Set down all of the entries word for word, omitting the images they contain.

[Entries taken from a collection]
......
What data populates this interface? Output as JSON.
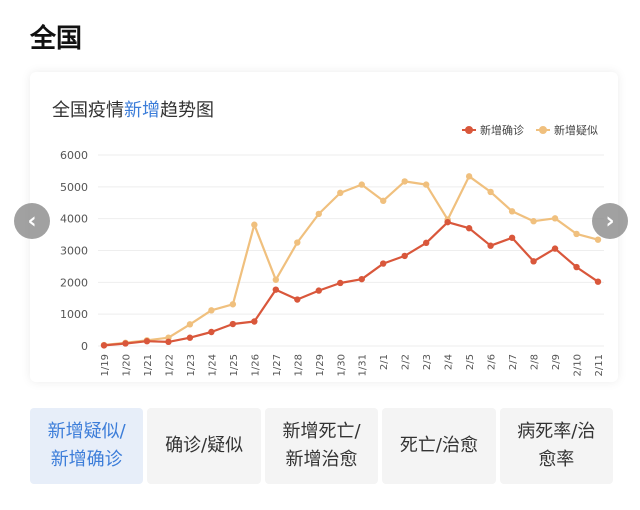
{
  "page": {
    "heading": "全国"
  },
  "chart_title": {
    "prefix": "全国疫情",
    "highlight": "新增",
    "suffix": "趋势图"
  },
  "nav": {
    "prev_icon": "chevron-left-icon",
    "next_icon": "chevron-right-icon"
  },
  "colors": {
    "confirmed": "#d9573b",
    "suspected": "#f0c07e",
    "accent": "#3c7dd9",
    "grid": "#eeeeee"
  },
  "tabs": [
    {
      "lines": [
        "新增疑似/",
        "新增确诊"
      ],
      "active": true
    },
    {
      "lines": [
        "确诊/疑似"
      ],
      "active": false
    },
    {
      "lines": [
        "新增死亡/",
        "新增治愈"
      ],
      "active": false
    },
    {
      "lines": [
        "死亡/治愈"
      ],
      "active": false
    },
    {
      "lines": [
        "病死率/治",
        "愈率"
      ],
      "active": false
    }
  ],
  "chart_data": {
    "type": "line",
    "title": "全国疫情新增趋势图",
    "legend_position": "top-right",
    "grid": true,
    "ylim": [
      0,
      6000
    ],
    "yticks": [
      0,
      1000,
      2000,
      3000,
      4000,
      5000,
      6000
    ],
    "categories": [
      "1/19",
      "1/20",
      "1/21",
      "1/22",
      "1/23",
      "1/24",
      "1/25",
      "1/26",
      "1/27",
      "1/28",
      "1/29",
      "1/30",
      "1/31",
      "2/1",
      "2/2",
      "2/3",
      "2/4",
      "2/5",
      "2/6",
      "2/7",
      "2/8",
      "2/9",
      "2/10",
      "2/11"
    ],
    "series": [
      {
        "name": "新增确诊",
        "color": "#d9573b",
        "values": [
          20,
          80,
          150,
          130,
          260,
          440,
          690,
          770,
          1770,
          1460,
          1740,
          1980,
          2100,
          2590,
          2830,
          3240,
          3890,
          3700,
          3150,
          3400,
          2660,
          3060,
          2480,
          2020
        ]
      },
      {
        "name": "新增疑似",
        "color": "#f0c07e",
        "values": [
          30,
          100,
          180,
          260,
          680,
          1120,
          1310,
          3810,
          2080,
          3250,
          4150,
          4810,
          5070,
          4560,
          5170,
          5070,
          3970,
          5330,
          4840,
          4230,
          3920,
          4010,
          3520,
          3340
        ]
      }
    ]
  }
}
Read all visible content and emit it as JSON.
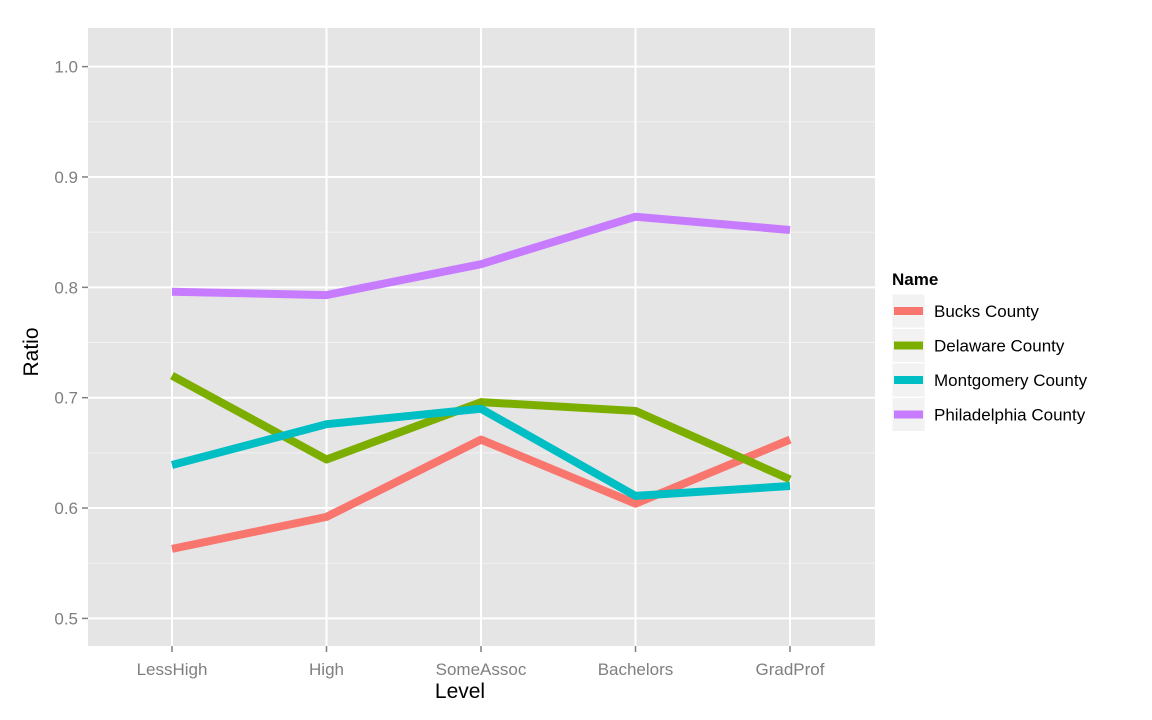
{
  "chart_data": {
    "type": "line",
    "xlabel": "Level",
    "ylabel": "Ratio",
    "categories": [
      "LessHigh",
      "High",
      "SomeAssoc",
      "Bachelors",
      "GradProf"
    ],
    "ylim": [
      0.475,
      1.035
    ],
    "yticks": [
      0.5,
      0.6,
      0.7,
      0.8,
      0.9,
      1.0
    ],
    "ytick_labels": [
      "0.5",
      "0.6",
      "0.7",
      "0.8",
      "0.9",
      "1.0"
    ],
    "grid": true,
    "legend": {
      "title": "Name",
      "position": "right"
    },
    "series": [
      {
        "name": "Bucks County",
        "color": "#F8766D",
        "values": [
          0.563,
          0.592,
          0.662,
          0.604,
          0.662
        ]
      },
      {
        "name": "Delaware County",
        "color": "#7CAE00",
        "values": [
          0.72,
          0.644,
          0.696,
          0.688,
          0.626
        ]
      },
      {
        "name": "Montgomery County",
        "color": "#00BFC4",
        "values": [
          0.639,
          0.676,
          0.69,
          0.611,
          0.62
        ]
      },
      {
        "name": "Philadelphia County",
        "color": "#C77CFF",
        "values": [
          0.796,
          0.793,
          0.821,
          0.864,
          0.852
        ]
      }
    ]
  }
}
......
# Exercise result
What data populates this interface? Output as JSON.
{
  "page": {
    "heading": "全国"
  },
  "chart_title": {
    "prefix": "全国疫情",
    "highlight": "新增",
    "suffix": "趋势图"
  },
  "nav": {
    "prev_icon": "chevron-left-icon",
    "next_icon": "chevron-right-icon"
  },
  "colors": {
    "confirmed": "#d9573b",
    "suspected": "#f0c07e",
    "accent": "#3c7dd9",
    "grid": "#eeeeee"
  },
  "tabs": [
    {
      "lines": [
        "新增疑似/",
        "新增确诊"
      ],
      "active": true
    },
    {
      "lines": [
        "确诊/疑似"
      ],
      "active": false
    },
    {
      "lines": [
        "新增死亡/",
        "新增治愈"
      ],
      "active": false
    },
    {
      "lines": [
        "死亡/治愈"
      ],
      "active": false
    },
    {
      "lines": [
        "病死率/治",
        "愈率"
      ],
      "active": false
    }
  ],
  "chart_data": {
    "type": "line",
    "title": "全国疫情新增趋势图",
    "legend_position": "top-right",
    "grid": true,
    "ylim": [
      0,
      6000
    ],
    "yticks": [
      0,
      1000,
      2000,
      3000,
      4000,
      5000,
      6000
    ],
    "categories": [
      "1/19",
      "1/20",
      "1/21",
      "1/22",
      "1/23",
      "1/24",
      "1/25",
      "1/26",
      "1/27",
      "1/28",
      "1/29",
      "1/30",
      "1/31",
      "2/1",
      "2/2",
      "2/3",
      "2/4",
      "2/5",
      "2/6",
      "2/7",
      "2/8",
      "2/9",
      "2/10",
      "2/11"
    ],
    "series": [
      {
        "name": "新增确诊",
        "color": "#d9573b",
        "values": [
          20,
          80,
          150,
          130,
          260,
          440,
          690,
          770,
          1770,
          1460,
          1740,
          1980,
          2100,
          2590,
          2830,
          3240,
          3890,
          3700,
          3150,
          3400,
          2660,
          3060,
          2480,
          2020
        ]
      },
      {
        "name": "新增疑似",
        "color": "#f0c07e",
        "values": [
          30,
          100,
          180,
          260,
          680,
          1120,
          1310,
          3810,
          2080,
          3250,
          4150,
          4810,
          5070,
          4560,
          5170,
          5070,
          3970,
          5330,
          4840,
          4230,
          3920,
          4010,
          3520,
          3340
        ]
      }
    ]
  }
}
Read all visible content and emit it as JSON.
{
  "chart_data": {
    "type": "line",
    "xlabel": "Level",
    "ylabel": "Ratio",
    "categories": [
      "LessHigh",
      "High",
      "SomeAssoc",
      "Bachelors",
      "GradProf"
    ],
    "ylim": [
      0.475,
      1.035
    ],
    "yticks": [
      0.5,
      0.6,
      0.7,
      0.8,
      0.9,
      1.0
    ],
    "ytick_labels": [
      "0.5",
      "0.6",
      "0.7",
      "0.8",
      "0.9",
      "1.0"
    ],
    "grid": true,
    "legend": {
      "title": "Name",
      "position": "right"
    },
    "series": [
      {
        "name": "Bucks County",
        "color": "#F8766D",
        "values": [
          0.563,
          0.592,
          0.662,
          0.604,
          0.662
        ]
      },
      {
        "name": "Delaware County",
        "color": "#7CAE00",
        "values": [
          0.72,
          0.644,
          0.696,
          0.688,
          0.626
        ]
      },
      {
        "name": "Montgomery County",
        "color": "#00BFC4",
        "values": [
          0.639,
          0.676,
          0.69,
          0.611,
          0.62
        ]
      },
      {
        "name": "Philadelphia County",
        "color": "#C77CFF",
        "values": [
          0.796,
          0.793,
          0.821,
          0.864,
          0.852
        ]
      }
    ]
  }
}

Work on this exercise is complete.